STATED EXERCISE => The entries below need to be written out exactly, with no pictures included.

DATA PROVIDED =>

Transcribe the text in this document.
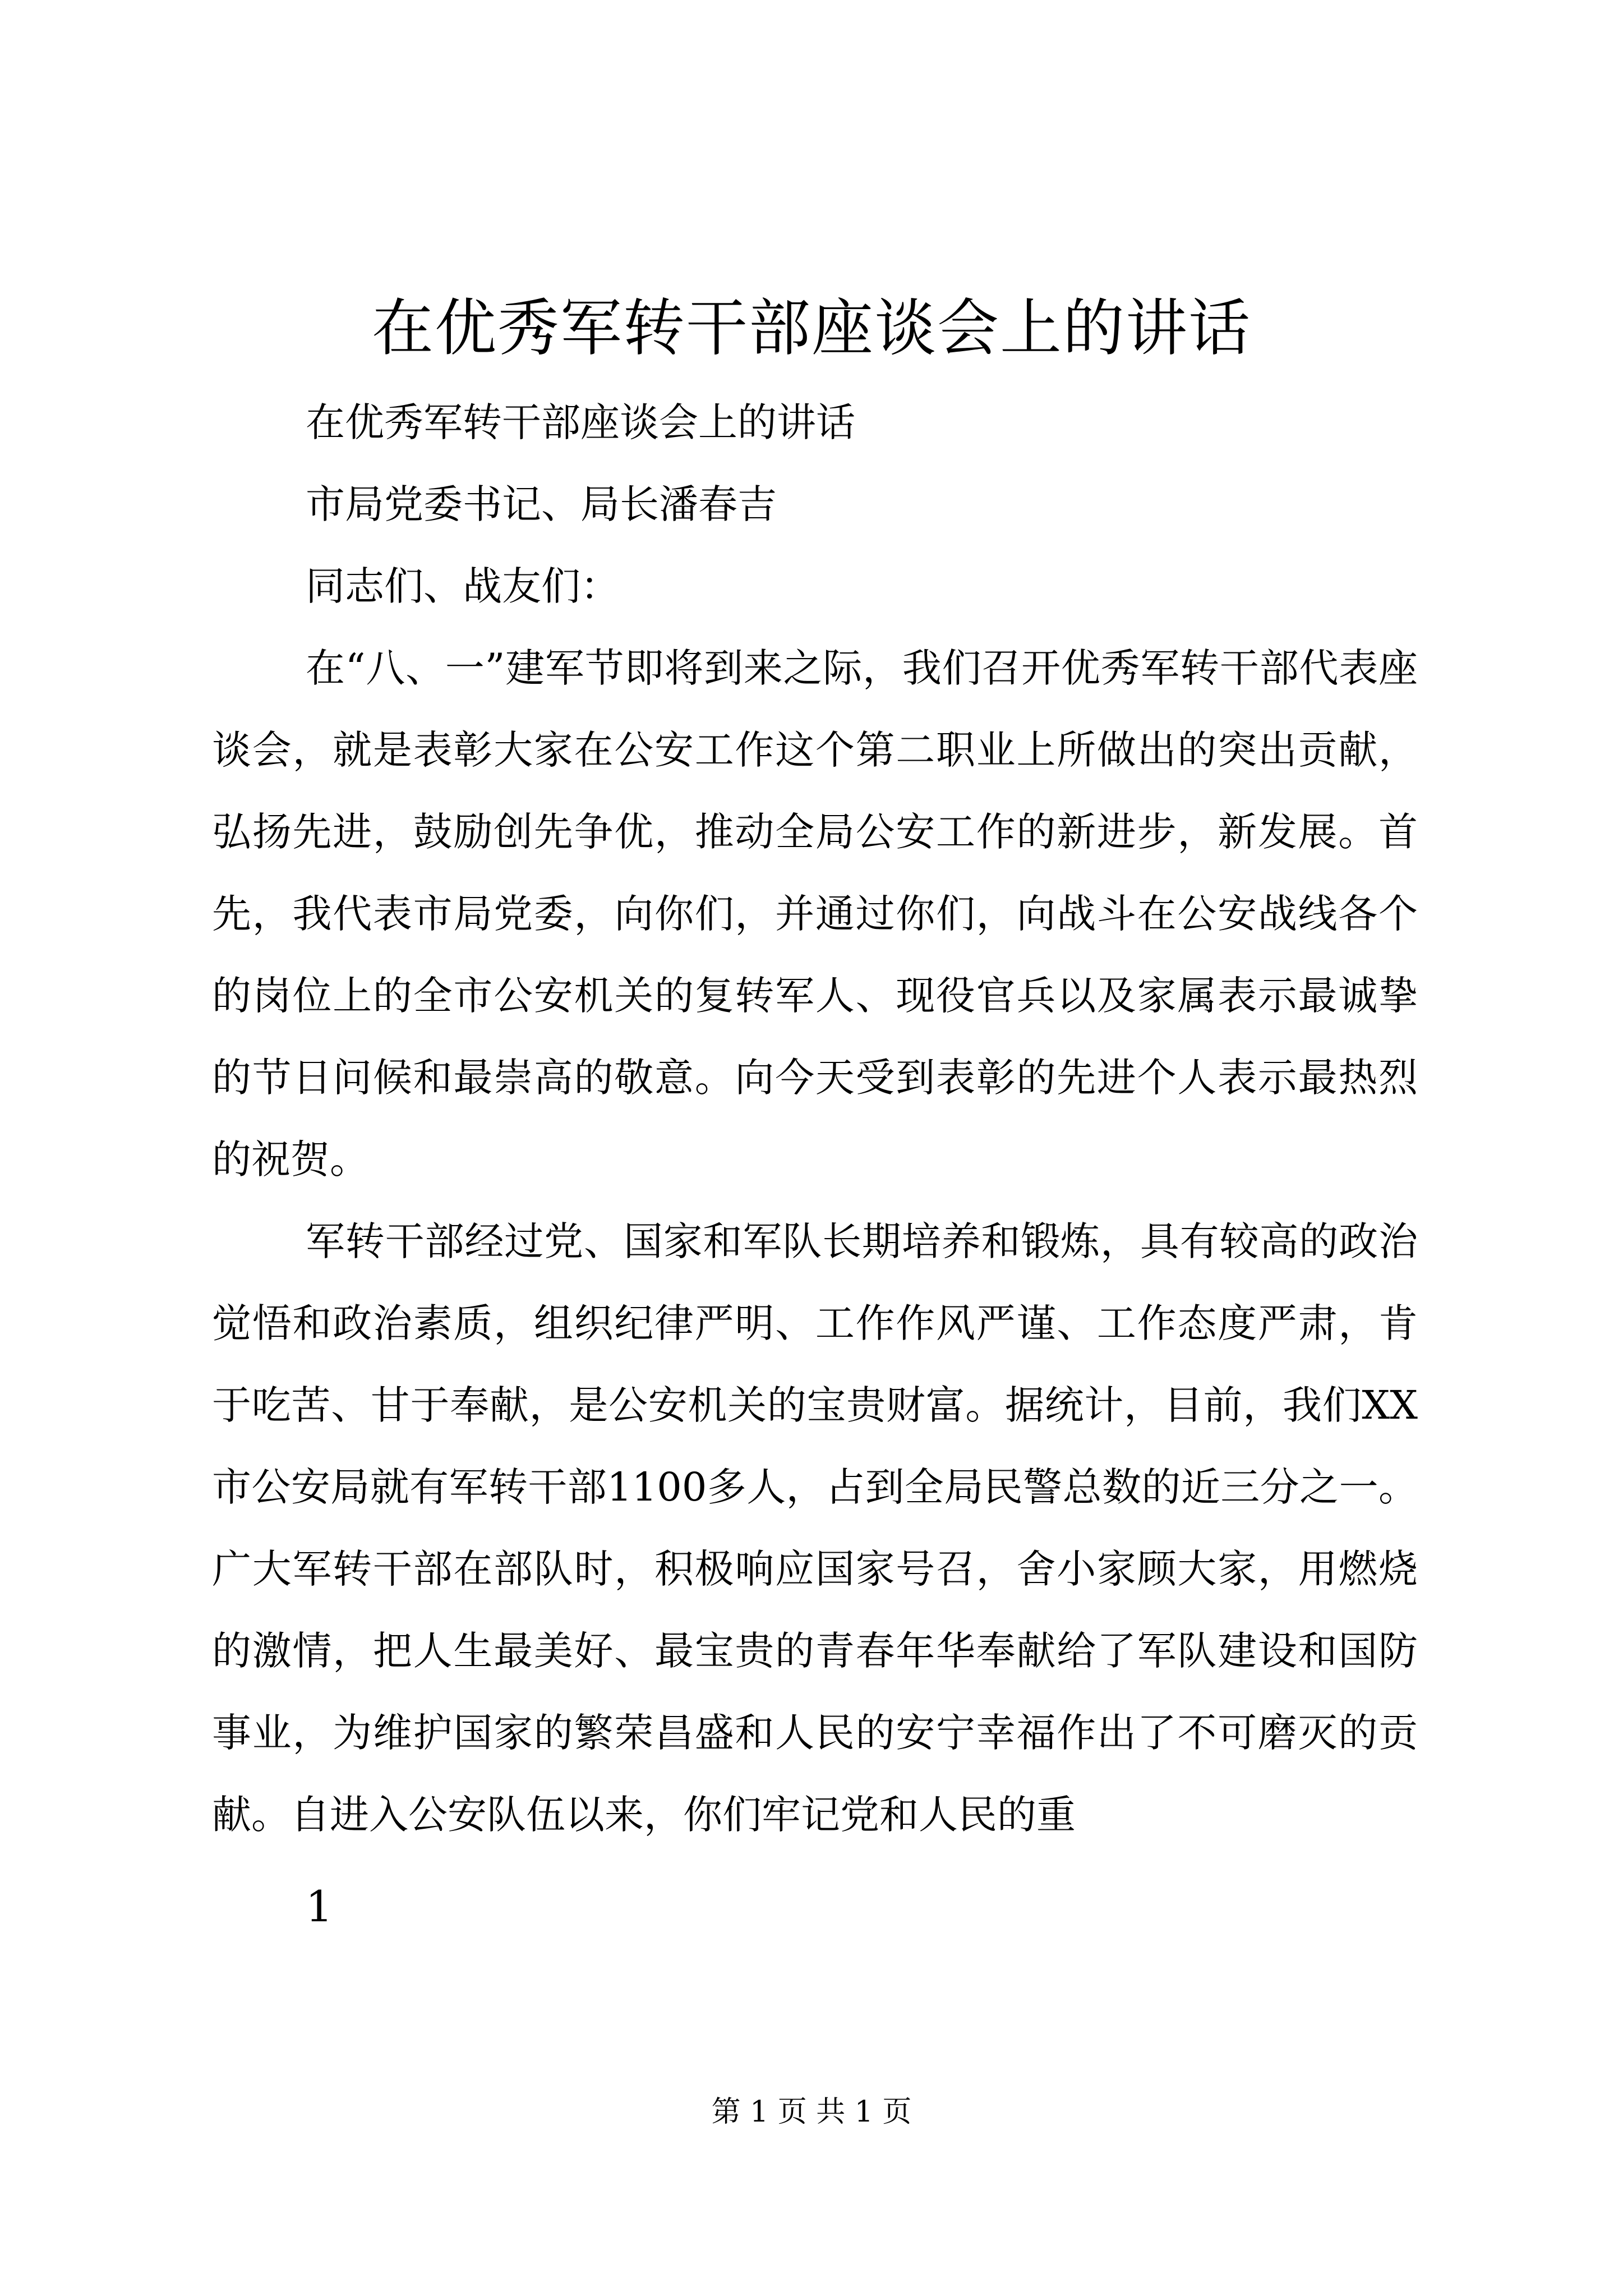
在优秀军转干部座谈会上的讲话

在优秀军转干部座谈会上的讲话

市局党委书记、局长潘春吉

同志们、战友们：

在“八、一”建军节即将到来之际，我们召开优秀军转干部代表座谈会，就是表彰大家在公安工作这个第二职业上所做出的突出贡献，弘扬先进，鼓励创先争优，推动全局公安工作的新进步，新发展。首先，我代表市局党委，向你们，并通过你们，向战斗在公安战线各个的岗位上的全市公安机关的复转军人、现役官兵以及家属表示最诚挚的节日问候和最崇高的敬意。向今天受到表彰的先进个人表示最热烈的祝贺。

军转干部经过党、国家和军队长期培养和锻炼，具有较高的政治觉悟和政治素质，组织纪律严明、工作作风严谨、工作态度严肃，肯于吃苦、甘于奉献，是公安机关的宝贵财富。据统计，目前，我们XX市公安局就有军转干部1100多人，占到全局民警总数的近三分之一。广大军转干部在部队时，积极响应国家号召，舍小家顾大家，用燃烧的激情，把人生最美好、最宝贵的青春年华奉献给了军队建设和国防事业，为维护国家的繁荣昌盛和人民的安宁幸福作出了不可磨灭的贡献。自进入公安队伍以来，你们牢记党和人民的重

1

第 1 页 共 1 页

ANSWER TO THIS TASK =>
Transcribe the text in this document.
在优秀军转干部座谈会上的讲话

在优秀军转干部座谈会上的讲话

市局党委书记、局长潘春吉

同志们、战友们：

在“八、一”建军节即将到来之际，我们召开优秀军转干部代表座谈会，就是表彰大家在公安工作这个第二职业上所做出的突出贡献，弘扬先进，鼓励创先争优，推动全局公安工作的新进步，新发展。首先，我代表市局党委，向你们，并通过你们，向战斗在公安战线各个的岗位上的全市公安机关的复转军人、现役官兵以及家属表示最诚挚的节日问候和最崇高的敬意。向今天受到表彰的先进个人表示最热烈的祝贺。

军转干部经过党、国家和军队长期培养和锻炼，具有较高的政治觉悟和政治素质，组织纪律严明、工作作风严谨、工作态度严肃，肯于吃苦、甘于奉献，是公安机关的宝贵财富。据统计，目前，我们XX市公安局就有军转干部1100多人，占到全局民警总数的近三分之一。广大军转干部在部队时，积极响应国家号召，舍小家顾大家，用燃烧的激情，把人生最美好、最宝贵的青春年华奉献给了军队建设和国防事业，为维护国家的繁荣昌盛和人民的安宁幸福作出了不可磨灭的贡献。自进入公安队伍以来，你们牢记党和人民的重

1

第 1 页 共 1 页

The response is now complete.